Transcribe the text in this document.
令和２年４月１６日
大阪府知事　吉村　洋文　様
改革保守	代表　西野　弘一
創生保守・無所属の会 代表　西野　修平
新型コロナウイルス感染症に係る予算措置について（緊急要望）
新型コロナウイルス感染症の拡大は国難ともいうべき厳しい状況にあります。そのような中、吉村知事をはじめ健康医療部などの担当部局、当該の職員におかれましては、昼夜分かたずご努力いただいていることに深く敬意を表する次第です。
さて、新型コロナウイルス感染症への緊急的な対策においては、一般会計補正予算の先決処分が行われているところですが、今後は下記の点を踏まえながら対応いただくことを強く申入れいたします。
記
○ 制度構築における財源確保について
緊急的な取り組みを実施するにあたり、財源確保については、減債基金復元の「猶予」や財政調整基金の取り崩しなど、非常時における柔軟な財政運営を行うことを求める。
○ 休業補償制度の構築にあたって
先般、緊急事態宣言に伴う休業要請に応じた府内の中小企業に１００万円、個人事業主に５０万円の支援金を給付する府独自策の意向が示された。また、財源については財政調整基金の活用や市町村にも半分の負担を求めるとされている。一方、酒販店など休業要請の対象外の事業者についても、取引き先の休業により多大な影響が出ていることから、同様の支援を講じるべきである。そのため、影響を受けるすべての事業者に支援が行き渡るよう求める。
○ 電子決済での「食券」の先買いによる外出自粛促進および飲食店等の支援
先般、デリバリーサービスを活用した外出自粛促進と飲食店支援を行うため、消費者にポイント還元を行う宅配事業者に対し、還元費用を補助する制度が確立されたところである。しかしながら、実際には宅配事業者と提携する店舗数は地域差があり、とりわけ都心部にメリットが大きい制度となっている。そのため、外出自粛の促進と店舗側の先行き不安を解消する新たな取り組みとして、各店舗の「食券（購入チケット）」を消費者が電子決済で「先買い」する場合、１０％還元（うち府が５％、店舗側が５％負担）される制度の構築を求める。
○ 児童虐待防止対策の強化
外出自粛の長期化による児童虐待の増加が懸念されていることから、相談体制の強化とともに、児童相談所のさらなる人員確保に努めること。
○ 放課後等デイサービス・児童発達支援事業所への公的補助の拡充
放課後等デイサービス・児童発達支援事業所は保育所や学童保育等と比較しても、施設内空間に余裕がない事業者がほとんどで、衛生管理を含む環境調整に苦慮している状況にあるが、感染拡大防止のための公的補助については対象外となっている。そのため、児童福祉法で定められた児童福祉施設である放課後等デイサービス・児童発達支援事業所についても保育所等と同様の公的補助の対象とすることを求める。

◇ ◇ ◇ ◇ ◇

Copy every line verbatim.

Transcribe the text in this document.
令和２年４月１６日
大阪府知事　吉村　洋文　様
改革保守	代表　西野　弘一
創生保守・無所属の会 代表　西野　修平
新型コロナウイルス感染症に係る予算措置について（緊急要望）
新型コロナウイルス感染症の拡大は国難ともいうべき厳しい状況にあります。そのような中、吉村知事をはじめ健康医療部などの担当部局、当該の職員におかれましては、昼夜分かたずご努力いただいていることに深く敬意を表する次第です。
さて、新型コロナウイルス感染症への緊急的な対策においては、一般会計補正予算の先決処分が行われているところですが、今後は下記の点を踏まえながら対応いただくことを強く申入れいたします。
記
○ 制度構築における財源確保について
緊急的な取り組みを実施するにあたり、財源確保については、減債基金復元の「猶予」や財政調整基金の取り崩しなど、非常時における柔軟な財政運営を行うことを求める。
○ 休業補償制度の構築にあたって
先般、緊急事態宣言に伴う休業要請に応じた府内の中小企業に１００万円、個人事業主に５０万円の支援金を給付する府独自策の意向が示された。また、財源については財政調整基金の活用や市町村にも半分の負担を求めるとされている。一方、酒販店など休業要請の対象外の事業者についても、取引き先の休業により多大な影響が出ていることから、同様の支援を講じるべきである。そのため、影響を受けるすべての事業者に支援が行き渡るよう求める。
○ 電子決済での「食券」の先買いによる外出自粛促進および飲食店等の支援
先般、デリバリーサービスを活用した外出自粛促進と飲食店支援を行うため、消費者にポイント還元を行う宅配事業者に対し、還元費用を補助する制度が確立されたところである。しかしながら、実際には宅配事業者と提携する店舗数は地域差があり、とりわけ都心部にメリットが大きい制度となっている。そのため、外出自粛の促進と店舗側の先行き不安を解消する新たな取り組みとして、各店舗の「食券（購入チケット）」を消費者が電子決済で「先買い」する場合、１０％還元（うち府が５％、店舗側が５％負担）される制度の構築を求める。
○ 児童虐待防止対策の強化
外出自粛の長期化による児童虐待の増加が懸念されていることから、相談体制の強化とともに、児童相談所のさらなる人員確保に努めること。
○ 放課後等デイサービス・児童発達支援事業所への公的補助の拡充
放課後等デイサービス・児童発達支援事業所は保育所や学童保育等と比較しても、施設内空間に余裕がない事業者がほとんどで、衛生管理を含む環境調整に苦慮している状況にあるが、感染拡大防止のための公的補助については対象外となっている。そのため、児童福祉法で定められた児童福祉施設である放課後等デイサービス・児童発達支援事業所についても保育所等と同様の公的補助の対象とすることを求める。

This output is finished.